Give the listing again in full, exactly as written.
-- begin AVAILABLE RECORDS --
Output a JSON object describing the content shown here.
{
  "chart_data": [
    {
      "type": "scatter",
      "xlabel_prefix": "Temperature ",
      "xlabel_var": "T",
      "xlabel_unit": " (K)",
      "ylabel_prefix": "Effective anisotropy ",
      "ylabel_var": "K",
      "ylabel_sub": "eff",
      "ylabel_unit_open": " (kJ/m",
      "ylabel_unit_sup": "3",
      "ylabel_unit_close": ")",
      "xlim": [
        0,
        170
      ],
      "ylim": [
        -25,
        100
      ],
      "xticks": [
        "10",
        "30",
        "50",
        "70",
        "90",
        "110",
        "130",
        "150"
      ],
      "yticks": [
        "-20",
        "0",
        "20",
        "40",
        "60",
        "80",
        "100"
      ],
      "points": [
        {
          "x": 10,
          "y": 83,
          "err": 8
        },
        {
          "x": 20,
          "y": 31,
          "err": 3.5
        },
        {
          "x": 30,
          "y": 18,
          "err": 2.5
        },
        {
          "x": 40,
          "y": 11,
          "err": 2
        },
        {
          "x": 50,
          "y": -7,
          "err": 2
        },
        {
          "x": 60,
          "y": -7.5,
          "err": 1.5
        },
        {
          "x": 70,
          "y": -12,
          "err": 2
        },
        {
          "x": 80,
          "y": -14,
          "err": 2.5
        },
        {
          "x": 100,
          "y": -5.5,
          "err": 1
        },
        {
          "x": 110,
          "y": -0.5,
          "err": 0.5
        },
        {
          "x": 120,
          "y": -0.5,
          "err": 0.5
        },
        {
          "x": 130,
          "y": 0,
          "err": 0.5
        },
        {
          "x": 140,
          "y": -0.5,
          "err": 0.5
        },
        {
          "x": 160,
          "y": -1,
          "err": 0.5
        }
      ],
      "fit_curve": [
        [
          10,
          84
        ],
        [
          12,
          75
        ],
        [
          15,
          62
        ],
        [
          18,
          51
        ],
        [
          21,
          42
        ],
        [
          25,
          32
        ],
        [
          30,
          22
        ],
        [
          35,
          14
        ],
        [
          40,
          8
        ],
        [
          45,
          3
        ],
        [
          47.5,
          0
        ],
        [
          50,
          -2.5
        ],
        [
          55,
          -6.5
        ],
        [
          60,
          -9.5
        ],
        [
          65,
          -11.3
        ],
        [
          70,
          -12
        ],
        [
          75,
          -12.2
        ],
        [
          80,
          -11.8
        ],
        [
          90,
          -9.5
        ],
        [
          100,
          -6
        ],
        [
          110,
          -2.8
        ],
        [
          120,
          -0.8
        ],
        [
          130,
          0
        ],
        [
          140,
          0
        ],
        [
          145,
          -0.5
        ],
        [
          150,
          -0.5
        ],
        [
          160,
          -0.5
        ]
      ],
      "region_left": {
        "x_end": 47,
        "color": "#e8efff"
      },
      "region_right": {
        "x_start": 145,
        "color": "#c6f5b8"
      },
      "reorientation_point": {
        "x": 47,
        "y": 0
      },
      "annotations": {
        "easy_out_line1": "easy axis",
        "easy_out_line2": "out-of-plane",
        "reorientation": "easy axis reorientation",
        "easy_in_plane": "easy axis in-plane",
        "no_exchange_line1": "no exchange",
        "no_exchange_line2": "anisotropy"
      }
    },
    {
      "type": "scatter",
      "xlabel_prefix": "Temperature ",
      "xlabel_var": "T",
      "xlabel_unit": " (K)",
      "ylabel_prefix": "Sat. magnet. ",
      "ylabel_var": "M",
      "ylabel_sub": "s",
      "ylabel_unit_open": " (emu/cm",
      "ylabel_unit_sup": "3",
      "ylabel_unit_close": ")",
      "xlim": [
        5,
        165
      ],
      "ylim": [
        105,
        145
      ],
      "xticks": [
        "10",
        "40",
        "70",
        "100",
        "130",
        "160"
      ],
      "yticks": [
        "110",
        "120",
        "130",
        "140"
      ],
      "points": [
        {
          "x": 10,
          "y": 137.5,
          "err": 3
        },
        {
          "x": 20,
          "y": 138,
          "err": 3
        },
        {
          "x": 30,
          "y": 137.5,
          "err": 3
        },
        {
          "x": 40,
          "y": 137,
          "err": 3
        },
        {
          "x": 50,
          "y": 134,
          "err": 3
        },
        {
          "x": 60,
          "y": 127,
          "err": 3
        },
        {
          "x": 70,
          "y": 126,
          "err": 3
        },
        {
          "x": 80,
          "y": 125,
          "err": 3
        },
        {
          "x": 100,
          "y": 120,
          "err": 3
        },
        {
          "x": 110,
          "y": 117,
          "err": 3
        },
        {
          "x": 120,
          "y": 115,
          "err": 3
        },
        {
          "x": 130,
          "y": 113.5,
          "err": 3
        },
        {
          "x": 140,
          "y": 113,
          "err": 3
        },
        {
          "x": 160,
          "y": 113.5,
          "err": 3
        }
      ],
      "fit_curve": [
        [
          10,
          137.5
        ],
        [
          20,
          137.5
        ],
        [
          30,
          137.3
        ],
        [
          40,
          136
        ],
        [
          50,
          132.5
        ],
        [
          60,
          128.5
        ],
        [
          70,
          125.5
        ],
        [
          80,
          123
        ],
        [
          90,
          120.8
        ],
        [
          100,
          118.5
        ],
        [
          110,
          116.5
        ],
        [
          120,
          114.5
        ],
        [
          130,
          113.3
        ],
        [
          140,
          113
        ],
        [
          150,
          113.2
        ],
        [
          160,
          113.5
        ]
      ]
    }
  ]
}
-- end AVAILABLE RECORDS --
● WRITTEN ANSWER
Output a JSON object describing the content shown here.
{
  "chart_data": [
    {
      "type": "scatter",
      "xlabel_prefix": "Temperature ",
      "xlabel_var": "T",
      "xlabel_unit": " (K)",
      "ylabel_prefix": "Effective anisotropy ",
      "ylabel_var": "K",
      "ylabel_sub": "eff",
      "ylabel_unit_open": " (kJ/m",
      "ylabel_unit_sup": "3",
      "ylabel_unit_close": ")",
      "xlim": [
        0,
        170
      ],
      "ylim": [
        -25,
        100
      ],
      "xticks": [
        "10",
        "30",
        "50",
        "70",
        "90",
        "110",
        "130",
        "150"
      ],
      "yticks": [
        "-20",
        "0",
        "20",
        "40",
        "60",
        "80",
        "100"
      ],
      "points": [
        {
          "x": 10,
          "y": 83,
          "err": 8
        },
        {
          "x": 20,
          "y": 31,
          "err": 3.5
        },
        {
          "x": 30,
          "y": 18,
          "err": 2.5
        },
        {
          "x": 40,
          "y": 11,
          "err": 2
        },
        {
          "x": 50,
          "y": -7,
          "err": 2
        },
        {
          "x": 60,
          "y": -7.5,
          "err": 1.5
        },
        {
          "x": 70,
          "y": -12,
          "err": 2
        },
        {
          "x": 80,
          "y": -14,
          "err": 2.5
        },
        {
          "x": 100,
          "y": -5.5,
          "err": 1
        },
        {
          "x": 110,
          "y": -0.5,
          "err": 0.5
        },
        {
          "x": 120,
          "y": -0.5,
          "err": 0.5
        },
        {
          "x": 130,
          "y": 0,
          "err": 0.5
        },
        {
          "x": 140,
          "y": -0.5,
          "err": 0.5
        },
        {
          "x": 160,
          "y": -1,
          "err": 0.5
        }
      ],
      "fit_curve": [
        [
          10,
          84
        ],
        [
          12,
          75
        ],
        [
          15,
          62
        ],
        [
          18,
          51
        ],
        [
          21,
          42
        ],
        [
          25,
          32
        ],
        [
          30,
          22
        ],
        [
          35,
          14
        ],
        [
          40,
          8
        ],
        [
          45,
          3
        ],
        [
          47.5,
          0
        ],
        [
          50,
          -2.5
        ],
        [
          55,
          -6.5
        ],
        [
          60,
          -9.5
        ],
        [
          65,
          -11.3
        ],
        [
          70,
          -12
        ],
        [
          75,
          -12.2
        ],
        [
          80,
          -11.8
        ],
        [
          90,
          -9.5
        ],
        [
          100,
          -6
        ],
        [
          110,
          -2.8
        ],
        [
          120,
          -0.8
        ],
        [
          130,
          0
        ],
        [
          140,
          0
        ],
        [
          145,
          -0.5
        ],
        [
          150,
          -0.5
        ],
        [
          160,
          -0.5
        ]
      ],
      "region_left": {
        "x_end": 47,
        "color": "#e8efff"
      },
      "region_right": {
        "x_start": 145,
        "color": "#c6f5b8"
      },
      "reorientation_point": {
        "x": 47,
        "y": 0
      },
      "annotations": {
        "easy_out_line1": "easy axis",
        "easy_out_line2": "out-of-plane",
        "reorientation": "easy axis reorientation",
        "easy_in_plane": "easy axis in-plane",
        "no_exchange_line1": "no exchange",
        "no_exchange_line2": "anisotropy"
      }
    },
    {
      "type": "scatter",
      "xlabel_prefix": "Temperature ",
      "xlabel_var": "T",
      "xlabel_unit": " (K)",
      "ylabel_prefix": "Sat. magnet. ",
      "ylabel_var": "M",
      "ylabel_sub": "s",
      "ylabel_unit_open": " (emu/cm",
      "ylabel_unit_sup": "3",
      "ylabel_unit_close": ")",
      "xlim": [
        5,
        165
      ],
      "ylim": [
        105,
        145
      ],
      "xticks": [
        "10",
        "40",
        "70",
        "100",
        "130",
        "160"
      ],
      "yticks": [
        "110",
        "120",
        "130",
        "140"
      ],
      "points": [
        {
          "x": 10,
          "y": 137.5,
          "err": 3
        },
        {
          "x": 20,
          "y": 138,
          "err": 3
        },
        {
          "x": 30,
          "y": 137.5,
          "err": 3
        },
        {
          "x": 40,
          "y": 137,
          "err": 3
        },
        {
          "x": 50,
          "y": 134,
          "err": 3
        },
        {
          "x": 60,
          "y": 127,
          "err": 3
        },
        {
          "x": 70,
          "y": 126,
          "err": 3
        },
        {
          "x": 80,
          "y": 125,
          "err": 3
        },
        {
          "x": 100,
          "y": 120,
          "err": 3
        },
        {
          "x": 110,
          "y": 117,
          "err": 3
        },
        {
          "x": 120,
          "y": 115,
          "err": 3
        },
        {
          "x": 130,
          "y": 113.5,
          "err": 3
        },
        {
          "x": 140,
          "y": 113,
          "err": 3
        },
        {
          "x": 160,
          "y": 113.5,
          "err": 3
        }
      ],
      "fit_curve": [
        [
          10,
          137.5
        ],
        [
          20,
          137.5
        ],
        [
          30,
          137.3
        ],
        [
          40,
          136
        ],
        [
          50,
          132.5
        ],
        [
          60,
          128.5
        ],
        [
          70,
          125.5
        ],
        [
          80,
          123
        ],
        [
          90,
          120.8
        ],
        [
          100,
          118.5
        ],
        [
          110,
          116.5
        ],
        [
          120,
          114.5
        ],
        [
          130,
          113.3
        ],
        [
          140,
          113
        ],
        [
          150,
          113.2
        ],
        [
          160,
          113.5
        ]
      ]
    }
  ]
}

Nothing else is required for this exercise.